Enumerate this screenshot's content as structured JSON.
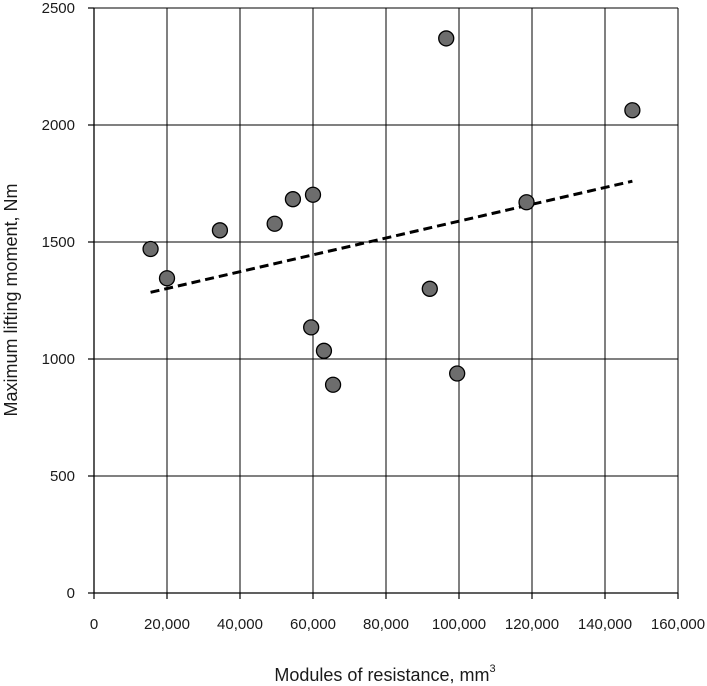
{
  "chart_data": {
    "type": "scatter",
    "title": "",
    "xlabel": "Modules of resistance, mm",
    "xlabel_superscript": "3",
    "ylabel": "Maximum lifting moment, Nm",
    "xlim": [
      0,
      160000
    ],
    "ylim": [
      0,
      2500
    ],
    "x_ticks": [
      0,
      20000,
      40000,
      60000,
      80000,
      100000,
      120000,
      140000,
      160000
    ],
    "x_tick_labels": [
      "0",
      "20,000",
      "40,000",
      "60,000",
      "80,000",
      "100,000",
      "120,000",
      "140,000",
      "160,000"
    ],
    "y_ticks": [
      0,
      500,
      1000,
      1500,
      2000,
      2500
    ],
    "y_tick_labels": [
      "0",
      "500",
      "1000",
      "1500",
      "2000",
      "2500"
    ],
    "grid": true,
    "legend": "none",
    "series": [
      {
        "marker_color": "#6d6d6d",
        "points": [
          {
            "x": 15500,
            "y": 1470
          },
          {
            "x": 20000,
            "y": 1345
          },
          {
            "x": 34500,
            "y": 1550
          },
          {
            "x": 49500,
            "y": 1578
          },
          {
            "x": 54500,
            "y": 1683
          },
          {
            "x": 59500,
            "y": 1135
          },
          {
            "x": 60000,
            "y": 1702
          },
          {
            "x": 63000,
            "y": 1035
          },
          {
            "x": 65500,
            "y": 890
          },
          {
            "x": 92000,
            "y": 1300
          },
          {
            "x": 96500,
            "y": 2370
          },
          {
            "x": 99500,
            "y": 938
          },
          {
            "x": 118500,
            "y": 1670
          },
          {
            "x": 147500,
            "y": 2063
          }
        ]
      }
    ],
    "trendline": {
      "style": "dashed",
      "color": "#000000",
      "from": {
        "x": 15500,
        "y": 1285
      },
      "to": {
        "x": 147500,
        "y": 1760
      }
    }
  }
}
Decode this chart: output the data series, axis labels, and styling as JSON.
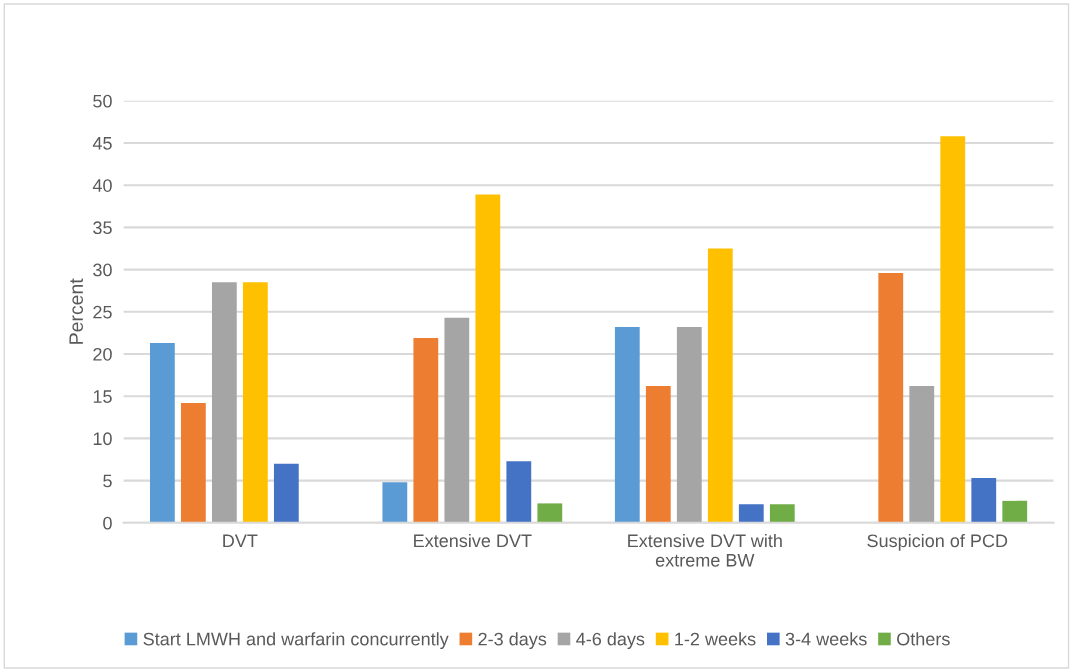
{
  "chart_data": {
    "type": "bar",
    "ylabel": "Percent",
    "categories": [
      "DVT",
      "Extensive DVT",
      "Extensive DVT with\nextreme BW",
      "Suspicion of PCD"
    ],
    "series": [
      {
        "name": "Start LMWH and warfarin concurrently",
        "color": "#5b9bd5",
        "values": [
          21.3,
          4.8,
          23.2,
          null
        ]
      },
      {
        "name": "2-3 days",
        "color": "#ed7d31",
        "values": [
          14.2,
          21.9,
          16.2,
          29.6
        ]
      },
      {
        "name": "4-6 days",
        "color": "#a5a5a5",
        "values": [
          28.5,
          24.3,
          23.2,
          16.2
        ]
      },
      {
        "name": "1-2 weeks",
        "color": "#ffc000",
        "values": [
          28.5,
          38.9,
          32.5,
          45.8
        ]
      },
      {
        "name": "3-4 weeks",
        "color": "#4472c4",
        "values": [
          7.0,
          7.3,
          2.2,
          5.3
        ]
      },
      {
        "name": "Others",
        "color": "#70ad47",
        "values": [
          null,
          2.3,
          2.2,
          2.6
        ]
      }
    ],
    "ylim": [
      0,
      50
    ],
    "yticks": [
      0,
      5,
      10,
      15,
      20,
      25,
      30,
      35,
      40,
      45,
      50
    ],
    "grid": "y",
    "legend": "bottom"
  }
}
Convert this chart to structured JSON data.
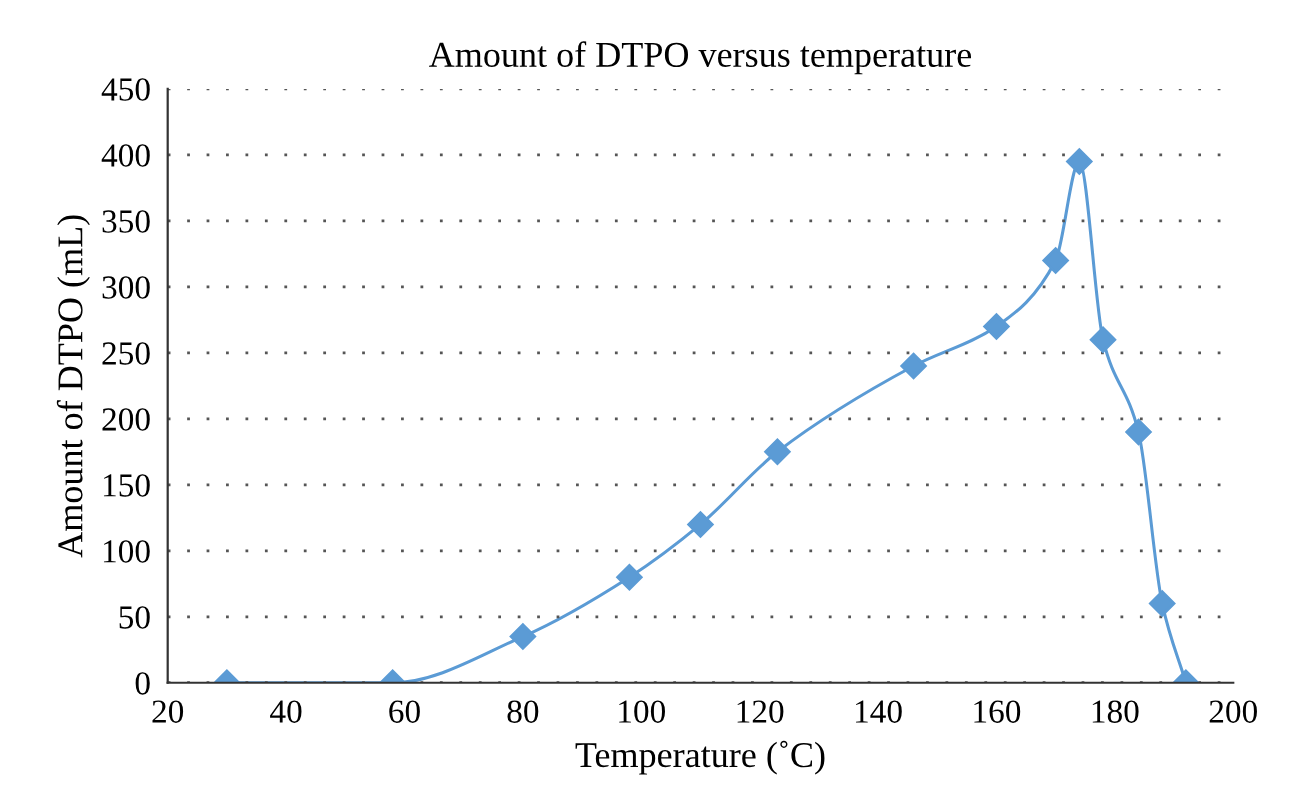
{
  "chart_data": {
    "type": "line",
    "title": "Amount of DTPO versus temperature",
    "xlabel": "Temperature (˚C)",
    "ylabel": "Amount of DTPO (mL)",
    "x": [
      30,
      58,
      80,
      98,
      110,
      123,
      146,
      160,
      170,
      174,
      178,
      184,
      188,
      192
    ],
    "series": [
      {
        "color": "#5b9bd5",
        "values": [
          0,
          0,
          35,
          80,
          120,
          175,
          240,
          270,
          320,
          395,
          260,
          190,
          60,
          0
        ]
      }
    ],
    "xlim": [
      20,
      200
    ],
    "xticks": [
      20,
      40,
      60,
      80,
      100,
      120,
      140,
      160,
      180,
      200
    ],
    "ylim": [
      0,
      450
    ],
    "yticks": [
      0,
      50,
      100,
      150,
      200,
      250,
      300,
      350,
      400,
      450
    ],
    "grid": "y",
    "marker": "diamond",
    "line_style": "solid",
    "legend": false
  }
}
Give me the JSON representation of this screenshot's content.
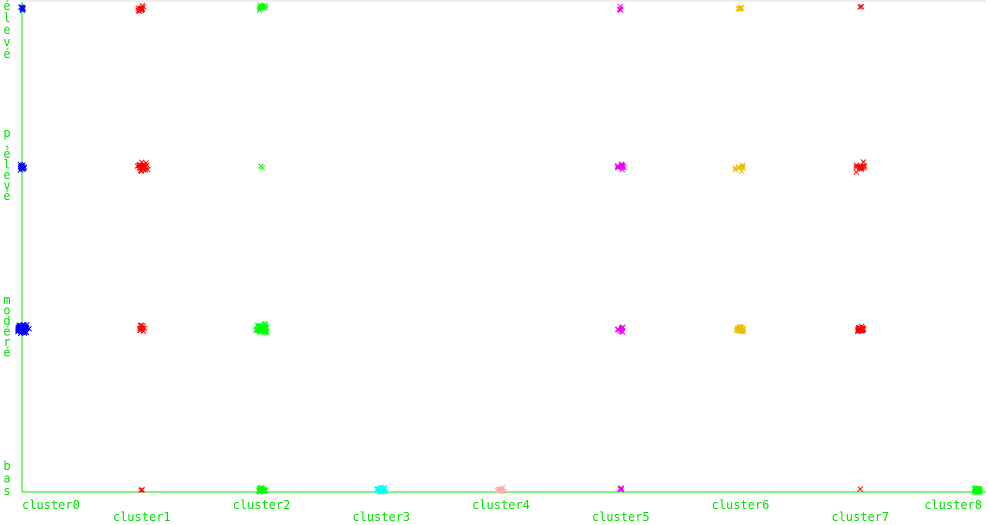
{
  "chart_data": {
    "type": "scatter",
    "title": "",
    "xlabel": "",
    "ylabel": "",
    "marker": "x",
    "categories": [
      "cluster0",
      "cluster1",
      "cluster2",
      "cluster3",
      "cluster4",
      "cluster5",
      "cluster6",
      "cluster7",
      "cluster8"
    ],
    "levels": [
      "bas",
      "modéré",
      "p.élevé",
      "élevé"
    ],
    "grid": false,
    "colors": {
      "axis": "#00ee00",
      "labels": "#00e000",
      "cluster0": "#0000ff",
      "cluster1": "#ff0000",
      "cluster2": "#00ff00",
      "cluster3": "#00ffff",
      "cluster4": "#ffaaaa",
      "cluster5": "#ee00ee",
      "cluster6": "#eebb00",
      "cluster7": "#ff0000",
      "cluster8": "#00ff00"
    },
    "groups": [
      {
        "cluster": 0,
        "level": 3,
        "count": 6,
        "spread": "small"
      },
      {
        "cluster": 0,
        "level": 2,
        "count": 18,
        "spread": "small"
      },
      {
        "cluster": 0,
        "level": 1,
        "count": 60,
        "spread": "medium"
      },
      {
        "cluster": 1,
        "level": 3,
        "count": 14,
        "spread": "small"
      },
      {
        "cluster": 1,
        "level": 2,
        "count": 28,
        "spread": "medium"
      },
      {
        "cluster": 1,
        "level": 1,
        "count": 10,
        "spread": "small"
      },
      {
        "cluster": 1,
        "level": 0,
        "count": 2,
        "spread": "tiny"
      },
      {
        "cluster": 2,
        "level": 3,
        "count": 10,
        "spread": "small"
      },
      {
        "cluster": 2,
        "level": 2,
        "count": 2,
        "spread": "tiny"
      },
      {
        "cluster": 2,
        "level": 1,
        "count": 60,
        "spread": "medium"
      },
      {
        "cluster": 2,
        "level": 0,
        "count": 30,
        "spread": "small"
      },
      {
        "cluster": 3,
        "level": 0,
        "count": 35,
        "spread": "small"
      },
      {
        "cluster": 4,
        "level": 0,
        "count": 12,
        "spread": "small"
      },
      {
        "cluster": 5,
        "level": 3,
        "count": 4,
        "spread": "small"
      },
      {
        "cluster": 5,
        "level": 2,
        "count": 14,
        "spread": "small"
      },
      {
        "cluster": 5,
        "level": 1,
        "count": 8,
        "spread": "small"
      },
      {
        "cluster": 5,
        "level": 0,
        "count": 4,
        "spread": "small"
      },
      {
        "cluster": 6,
        "level": 3,
        "count": 5,
        "spread": "tiny"
      },
      {
        "cluster": 6,
        "level": 2,
        "count": 8,
        "spread": "medium"
      },
      {
        "cluster": 6,
        "level": 1,
        "count": 25,
        "spread": "small"
      },
      {
        "cluster": 7,
        "level": 3,
        "count": 2,
        "spread": "tiny"
      },
      {
        "cluster": 7,
        "level": 2,
        "count": 18,
        "spread": "medium"
      },
      {
        "cluster": 7,
        "level": 1,
        "count": 30,
        "spread": "small"
      },
      {
        "cluster": 7,
        "level": 0,
        "count": 1,
        "spread": "tiny"
      },
      {
        "cluster": 8,
        "level": 0,
        "count": 30,
        "spread": "small"
      }
    ]
  }
}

TO DO: Among the entries above, how many lines hold the string "this"? Respond with nothing but the number.

IN RESPONSE: 4